— START OF RECORDS FOR THE TASK —
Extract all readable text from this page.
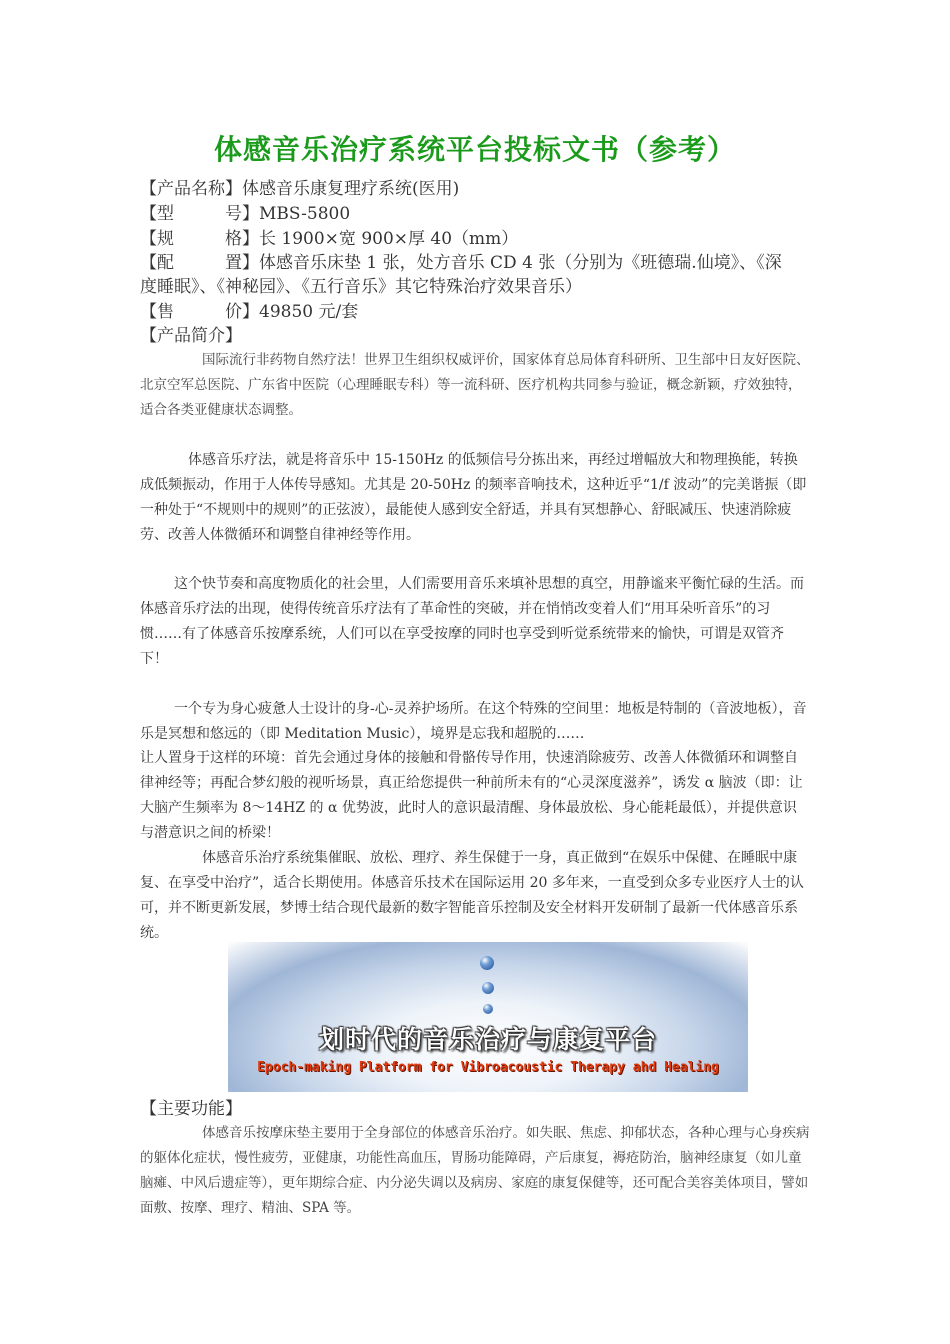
体感音乐治疗系统平台投标文书（参考）
【产品名称】体感音乐康复理疗系统(医用)
【型　　　号】MBS-5800
【规　　　格】长 1900×宽 900×厚 40（mm）
【配　　　置】体感音乐床垫 1 张，处方音乐 CD 4 张（分别为《班德瑞.仙境》、《深
度睡眠》、《神秘园》、《五行音乐》其它特殊治疗效果音乐）
【售　　　价】49850 元/套
【产品简介】
国际流行非药物自然疗法！世界卫生组织权威评价，国家体育总局体育科研所、卫生部中日友好医院、北京空军总医院、广东省中医院（心理睡眠专科）等一流科研、医疗机构共同参与验证，概念新颖，疗效独特，适合各类亚健康状态调整。
体感音乐疗法，就是将音乐中 15-150Hz 的低频信号分拣出来，再经过增幅放大和物理换能，转换成低频振动，作用于人体传导感知。尤其是 20-50Hz 的频率音响技术，这种近乎“1/f 波动”的完美谐振（即一种处于“不规则中的规则”的正弦波），最能使人感到安全舒适，并具有冥想静心、舒眠减压、快速消除疲劳、改善人体微循环和调整自律神经等作用。
这个快节奏和高度物质化的社会里，人们需要用音乐来填补思想的真空，用静谧来平衡忙碌的生活。而体感音乐疗法的出现，使得传统音乐疗法有了革命性的突破，并在悄悄改变着人们“用耳朵听音乐”的习惯……有了体感音乐按摩系统，人们可以在享受按摩的同时也享受到听觉系统带来的愉快，可谓是双管齐下！
一个专为身心疲惫人士设计的身-心-灵养护场所。在这个特殊的空间里：地板是特制的（音波地板），音乐是冥想和悠远的（即 Meditation Music），境界是忘我和超脱的……
让人置身于这样的环境：首先会通过身体的接触和骨骼传导作用，快速消除疲劳、改善人体微循环和调整自律神经等；再配合梦幻般的视听场景，真正给您提供一种前所未有的“心灵深度滋养”，诱发 α 脑波（即：让大脑产生频率为 8～14HZ 的 α 优势波，此时人的意识最清醒、身体最放松、身心能耗最低），并提供意识与潜意识之间的桥梁！
体感音乐治疗系统集催眠、放松、理疗、养生保健于一身，真正做到“在娱乐中保健、在睡眠中康复、在享受中治疗”，适合长期使用。体感音乐技术在国际运用 20 多年来，一直受到众多专业医疗人士的认可，并不断更新发展，梦博士结合现代最新的数字智能音乐控制及安全材料开发研制了最新一代体感音乐系统。
划时代的音乐治疗与康复平台
Epoch-making Platform for Vibroacoustic Therapy ahd Healing
【主要功能】
体感音乐按摩床垫主要用于全身部位的体感音乐治疗。如失眠、焦虑、抑郁状态，各种心理与心身疾病的躯体化症状，慢性疲劳，亚健康，功能性高血压，胃肠功能障碍，产后康复，褥疮防治，脑神经康复（如儿童脑瘫、中风后遗症等），更年期综合症、内分泌失调以及病房、家庭的康复保健等，还可配合美容美体项目，譬如面敷、按摩、理疗、精油、SPA 等。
— END OF RECORDS FOR THE TASK —
**WHAT IS NEEDED**
Leave out the pictures and restate everything else word for word.

**RESULT OF THE TASK**
Extract all readable text from this page.
体感音乐治疗系统平台投标文书（参考）
【产品名称】体感音乐康复理疗系统(医用)
【型　　　号】MBS-5800
【规　　　格】长 1900×宽 900×厚 40（mm）
【配　　　置】体感音乐床垫 1 张，处方音乐 CD 4 张（分别为《班德瑞.仙境》、《深
度睡眠》、《神秘园》、《五行音乐》其它特殊治疗效果音乐）
【售　　　价】49850 元/套
【产品简介】
国际流行非药物自然疗法！世界卫生组织权威评价，国家体育总局体育科研所、卫生部中日友好医院、北京空军总医院、广东省中医院（心理睡眠专科）等一流科研、医疗机构共同参与验证，概念新颖，疗效独特，适合各类亚健康状态调整。
体感音乐疗法，就是将音乐中 15-150Hz 的低频信号分拣出来，再经过增幅放大和物理换能，转换成低频振动，作用于人体传导感知。尤其是 20-50Hz 的频率音响技术，这种近乎“1/f 波动”的完美谐振（即一种处于“不规则中的规则”的正弦波），最能使人感到安全舒适，并具有冥想静心、舒眠减压、快速消除疲劳、改善人体微循环和调整自律神经等作用。
这个快节奏和高度物质化的社会里，人们需要用音乐来填补思想的真空，用静谧来平衡忙碌的生活。而体感音乐疗法的出现，使得传统音乐疗法有了革命性的突破，并在悄悄改变着人们“用耳朵听音乐”的习惯……有了体感音乐按摩系统，人们可以在享受按摩的同时也享受到听觉系统带来的愉快，可谓是双管齐下！
一个专为身心疲惫人士设计的身-心-灵养护场所。在这个特殊的空间里：地板是特制的（音波地板），音乐是冥想和悠远的（即 Meditation Music），境界是忘我和超脱的……
让人置身于这样的环境：首先会通过身体的接触和骨骼传导作用，快速消除疲劳、改善人体微循环和调整自律神经等；再配合梦幻般的视听场景，真正给您提供一种前所未有的“心灵深度滋养”，诱发 α 脑波（即：让大脑产生频率为 8～14HZ 的 α 优势波，此时人的意识最清醒、身体最放松、身心能耗最低），并提供意识与潜意识之间的桥梁！
体感音乐治疗系统集催眠、放松、理疗、养生保健于一身，真正做到“在娱乐中保健、在睡眠中康复、在享受中治疗”，适合长期使用。体感音乐技术在国际运用 20 多年来，一直受到众多专业医疗人士的认可，并不断更新发展，梦博士结合现代最新的数字智能音乐控制及安全材料开发研制了最新一代体感音乐系统。
划时代的音乐治疗与康复平台
Epoch-making Platform for Vibroacoustic Therapy ahd Healing
【主要功能】
体感音乐按摩床垫主要用于全身部位的体感音乐治疗。如失眠、焦虑、抑郁状态，各种心理与心身疾病的躯体化症状，慢性疲劳，亚健康，功能性高血压，胃肠功能障碍，产后康复，褥疮防治，脑神经康复（如儿童脑瘫、中风后遗症等），更年期综合症、内分泌失调以及病房、家庭的康复保健等，还可配合美容美体项目，譬如面敷、按摩、理疗、精油、SPA 等。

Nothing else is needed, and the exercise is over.